* BEGIN EXTRACTED RECORDS *
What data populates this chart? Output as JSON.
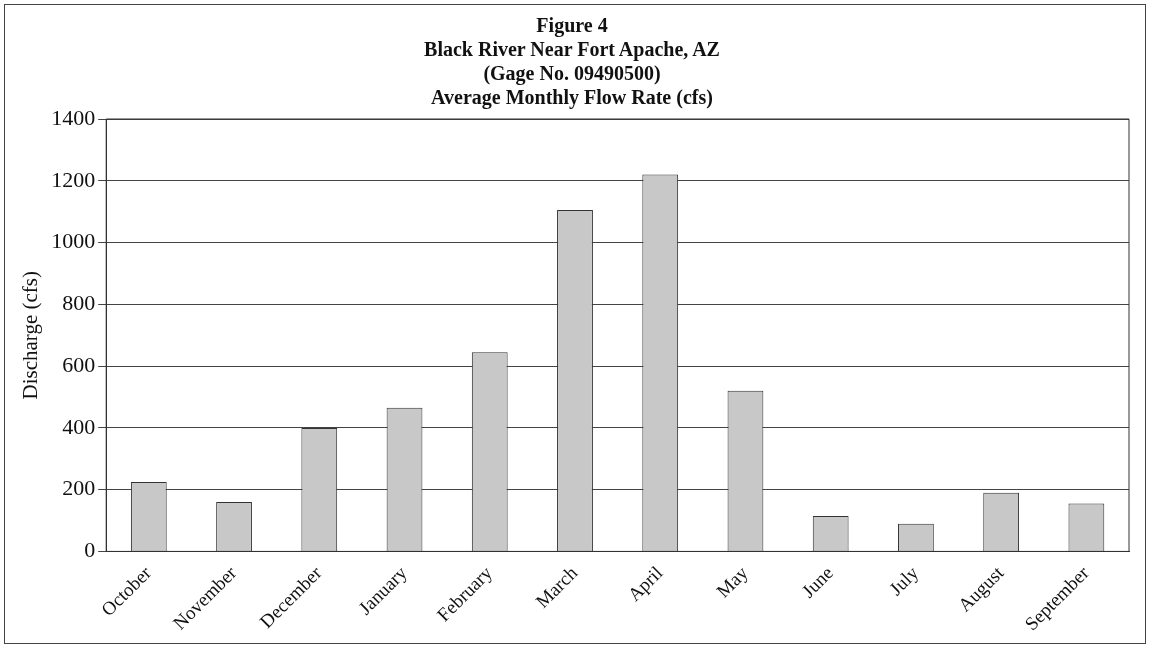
{
  "chart_data": {
    "type": "bar",
    "title": "Figure 4\nBlack River Near Fort Apache, AZ\n(Gage No. 09490500)\nAverage Monthly Flow Rate (cfs)",
    "ylabel": "Discharge (cfs)",
    "categories": [
      "October",
      "November",
      "December",
      "January",
      "February",
      "March",
      "April",
      "May",
      "June",
      "July",
      "August",
      "September"
    ],
    "values": [
      225,
      160,
      400,
      465,
      645,
      1105,
      1220,
      520,
      115,
      90,
      190,
      155
    ],
    "color": "#c8c8c8",
    "ylim": [
      0,
      1400
    ],
    "yticks": [
      0,
      200,
      400,
      600,
      800,
      1000,
      1200,
      1400
    ],
    "grid": "y",
    "legend": false
  }
}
* END EXTRACTED RECORDS *
▶ **TASK REQUIREMENTS**: Omitting all images, retype each line of the records precisely.

▶ **RESULT BELOW**:
What data populates this chart? Output as JSON.
{
  "chart_data": {
    "type": "bar",
    "title": "Figure 4\nBlack River Near Fort Apache, AZ\n(Gage No. 09490500)\nAverage Monthly Flow Rate (cfs)",
    "ylabel": "Discharge (cfs)",
    "categories": [
      "October",
      "November",
      "December",
      "January",
      "February",
      "March",
      "April",
      "May",
      "June",
      "July",
      "August",
      "September"
    ],
    "values": [
      225,
      160,
      400,
      465,
      645,
      1105,
      1220,
      520,
      115,
      90,
      190,
      155
    ],
    "color": "#c8c8c8",
    "ylim": [
      0,
      1400
    ],
    "yticks": [
      0,
      200,
      400,
      600,
      800,
      1000,
      1200,
      1400
    ],
    "grid": "y",
    "legend": false
  }
}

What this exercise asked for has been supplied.